What to produce:
Would you copy out the following entries exactly, without any of the pictures?

(Items from a data source)
────────────────────
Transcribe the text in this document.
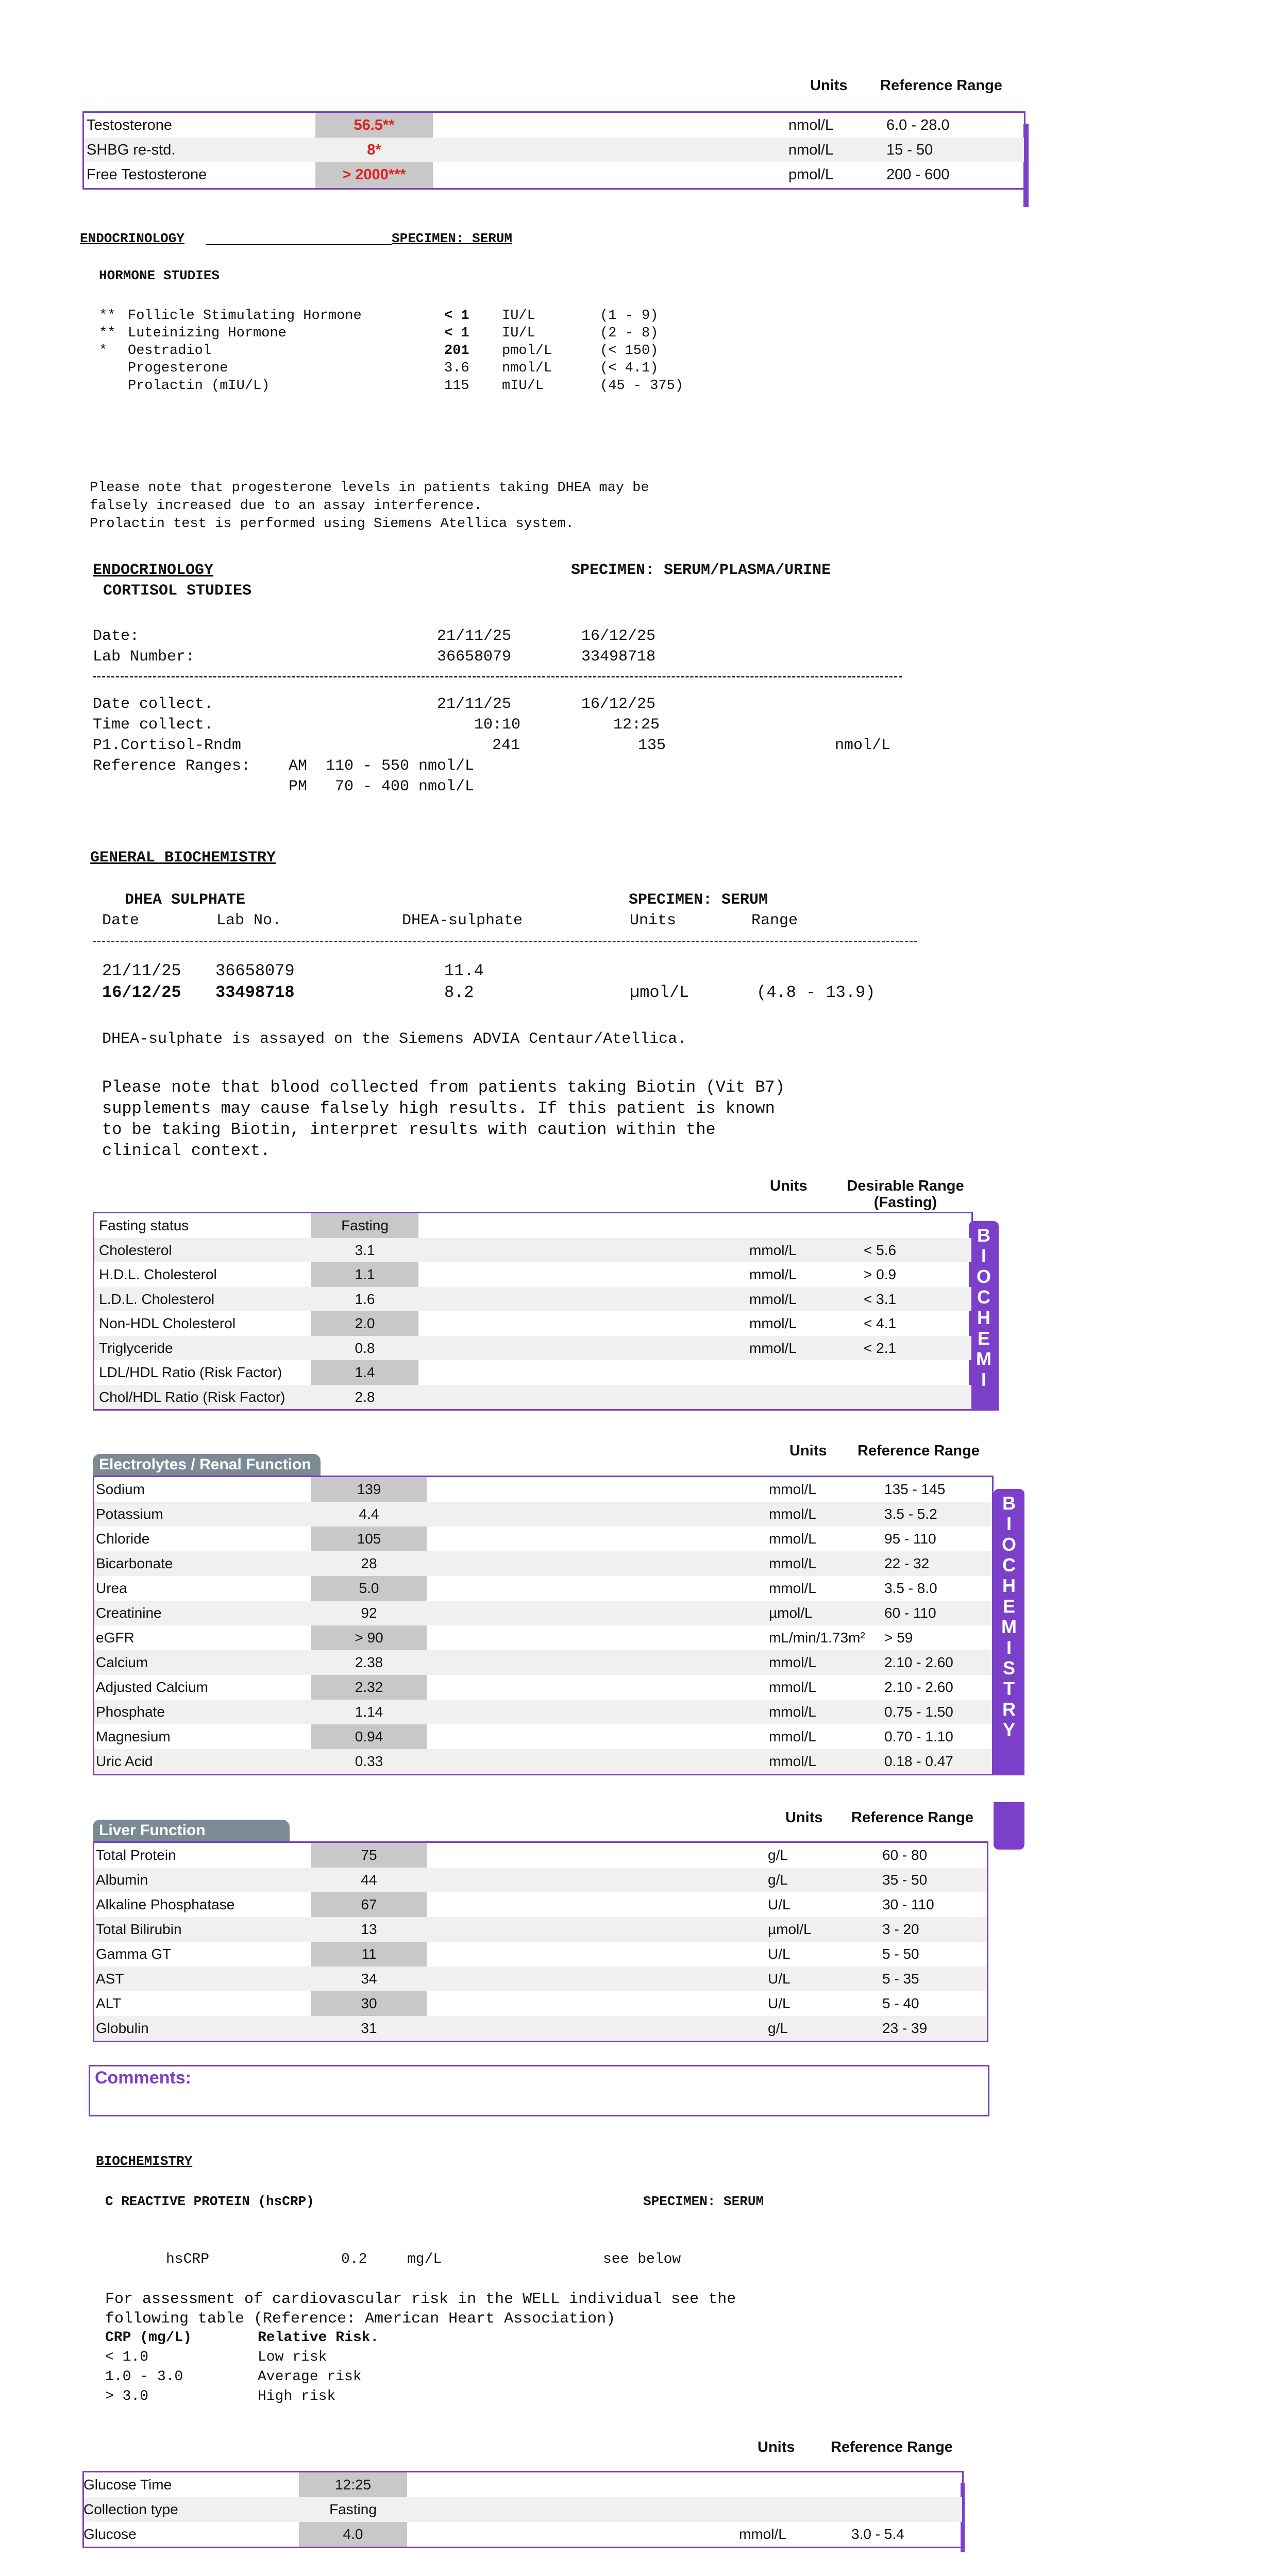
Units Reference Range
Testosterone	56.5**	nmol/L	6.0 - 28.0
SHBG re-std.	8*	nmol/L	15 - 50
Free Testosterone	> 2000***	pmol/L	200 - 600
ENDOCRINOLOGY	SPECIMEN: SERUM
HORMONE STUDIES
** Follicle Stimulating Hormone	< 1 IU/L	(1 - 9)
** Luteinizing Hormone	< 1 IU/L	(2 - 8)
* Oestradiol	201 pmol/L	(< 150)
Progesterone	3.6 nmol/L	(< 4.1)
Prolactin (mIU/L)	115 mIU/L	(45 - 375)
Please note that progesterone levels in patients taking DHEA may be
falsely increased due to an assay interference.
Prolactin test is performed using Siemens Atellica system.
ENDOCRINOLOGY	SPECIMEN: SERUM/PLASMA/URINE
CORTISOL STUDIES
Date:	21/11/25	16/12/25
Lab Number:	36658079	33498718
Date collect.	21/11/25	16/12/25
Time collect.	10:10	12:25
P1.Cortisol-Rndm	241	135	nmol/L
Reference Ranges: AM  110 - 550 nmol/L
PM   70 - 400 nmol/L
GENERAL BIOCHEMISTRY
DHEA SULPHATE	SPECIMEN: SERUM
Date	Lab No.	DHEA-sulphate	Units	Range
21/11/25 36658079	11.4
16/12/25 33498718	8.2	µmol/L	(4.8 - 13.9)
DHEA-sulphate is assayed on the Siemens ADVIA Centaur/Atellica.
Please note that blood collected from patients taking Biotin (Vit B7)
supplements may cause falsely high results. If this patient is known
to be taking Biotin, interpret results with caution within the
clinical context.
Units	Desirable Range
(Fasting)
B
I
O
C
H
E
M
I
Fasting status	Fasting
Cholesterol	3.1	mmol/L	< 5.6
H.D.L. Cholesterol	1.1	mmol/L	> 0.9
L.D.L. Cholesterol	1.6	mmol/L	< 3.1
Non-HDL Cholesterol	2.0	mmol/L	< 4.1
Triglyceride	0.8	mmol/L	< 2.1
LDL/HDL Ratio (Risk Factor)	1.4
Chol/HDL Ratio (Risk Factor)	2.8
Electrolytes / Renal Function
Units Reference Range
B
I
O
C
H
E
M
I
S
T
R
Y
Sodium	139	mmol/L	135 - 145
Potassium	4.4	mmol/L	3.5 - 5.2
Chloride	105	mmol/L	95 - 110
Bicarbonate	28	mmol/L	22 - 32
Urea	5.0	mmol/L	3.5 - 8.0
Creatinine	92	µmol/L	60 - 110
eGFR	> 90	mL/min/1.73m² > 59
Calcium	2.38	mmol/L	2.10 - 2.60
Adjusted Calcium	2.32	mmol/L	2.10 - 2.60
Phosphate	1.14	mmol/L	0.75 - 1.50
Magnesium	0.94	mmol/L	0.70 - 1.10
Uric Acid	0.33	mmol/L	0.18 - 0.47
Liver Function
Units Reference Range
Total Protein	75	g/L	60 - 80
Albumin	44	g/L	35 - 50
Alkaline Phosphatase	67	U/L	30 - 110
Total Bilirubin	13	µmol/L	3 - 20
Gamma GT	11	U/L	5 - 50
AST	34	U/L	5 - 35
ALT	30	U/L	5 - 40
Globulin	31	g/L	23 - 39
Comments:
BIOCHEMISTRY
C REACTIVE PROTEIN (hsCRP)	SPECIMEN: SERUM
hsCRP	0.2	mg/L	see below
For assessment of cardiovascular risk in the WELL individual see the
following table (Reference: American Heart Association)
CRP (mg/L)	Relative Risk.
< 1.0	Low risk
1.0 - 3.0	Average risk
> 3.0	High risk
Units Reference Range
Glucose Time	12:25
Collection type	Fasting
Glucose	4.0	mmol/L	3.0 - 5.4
────────────────────
Solution to the problem:
Transcribe the text in this document.
Units Reference Range
Testosterone	56.5**	nmol/L	6.0 - 28.0
SHBG re-std.	8*	nmol/L	15 - 50
Free Testosterone	> 2000***	pmol/L	200 - 600
ENDOCRINOLOGY	SPECIMEN: SERUM
HORMONE STUDIES
** Follicle Stimulating Hormone	< 1 IU/L	(1 - 9)
** Luteinizing Hormone	< 1 IU/L	(2 - 8)
* Oestradiol	201 pmol/L	(< 150)
Progesterone	3.6 nmol/L	(< 4.1)
Prolactin (mIU/L)	115 mIU/L	(45 - 375)
Please note that progesterone levels in patients taking DHEA may be
falsely increased due to an assay interference.
Prolactin test is performed using Siemens Atellica system.
ENDOCRINOLOGY	SPECIMEN: SERUM/PLASMA/URINE
CORTISOL STUDIES
Date:	21/11/25	16/12/25
Lab Number:	36658079	33498718
Date collect.	21/11/25	16/12/25
Time collect.	10:10	12:25
P1.Cortisol-Rndm	241	135	nmol/L
Reference Ranges: AM  110 - 550 nmol/L
PM   70 - 400 nmol/L
GENERAL BIOCHEMISTRY
DHEA SULPHATE	SPECIMEN: SERUM
Date	Lab No.	DHEA-sulphate	Units	Range
21/11/25 36658079	11.4
16/12/25 33498718	8.2	µmol/L	(4.8 - 13.9)
DHEA-sulphate is assayed on the Siemens ADVIA Centaur/Atellica.
Please note that blood collected from patients taking Biotin (Vit B7)
supplements may cause falsely high results. If this patient is known
to be taking Biotin, interpret results with caution within the
clinical context.
Units	Desirable Range
(Fasting)
B
I
O
C
H
E
M
I
Fasting status	Fasting
Cholesterol	3.1	mmol/L	< 5.6
H.D.L. Cholesterol	1.1	mmol/L	> 0.9
L.D.L. Cholesterol	1.6	mmol/L	< 3.1
Non-HDL Cholesterol	2.0	mmol/L	< 4.1
Triglyceride	0.8	mmol/L	< 2.1
LDL/HDL Ratio (Risk Factor)	1.4
Chol/HDL Ratio (Risk Factor)	2.8
Electrolytes / Renal Function
Units Reference Range
B
I
O
C
H
E
M
I
S
T
R
Y
Sodium	139	mmol/L	135 - 145
Potassium	4.4	mmol/L	3.5 - 5.2
Chloride	105	mmol/L	95 - 110
Bicarbonate	28	mmol/L	22 - 32
Urea	5.0	mmol/L	3.5 - 8.0
Creatinine	92	µmol/L	60 - 110
eGFR	> 90	mL/min/1.73m² > 59
Calcium	2.38	mmol/L	2.10 - 2.60
Adjusted Calcium	2.32	mmol/L	2.10 - 2.60
Phosphate	1.14	mmol/L	0.75 - 1.50
Magnesium	0.94	mmol/L	0.70 - 1.10
Uric Acid	0.33	mmol/L	0.18 - 0.47
Liver Function
Units Reference Range
Total Protein	75	g/L	60 - 80
Albumin	44	g/L	35 - 50
Alkaline Phosphatase	67	U/L	30 - 110
Total Bilirubin	13	µmol/L	3 - 20
Gamma GT	11	U/L	5 - 50
AST	34	U/L	5 - 35
ALT	30	U/L	5 - 40
Globulin	31	g/L	23 - 39
Comments:
BIOCHEMISTRY
C REACTIVE PROTEIN (hsCRP)	SPECIMEN: SERUM
hsCRP	0.2	mg/L	see below
For assessment of cardiovascular risk in the WELL individual see the
following table (Reference: American Heart Association)
CRP (mg/L)	Relative Risk.
< 1.0	Low risk
1.0 - 3.0	Average risk
> 3.0	High risk
Units Reference Range
Glucose Time	12:25
Collection type	Fasting
Glucose	4.0	mmol/L	3.0 - 5.4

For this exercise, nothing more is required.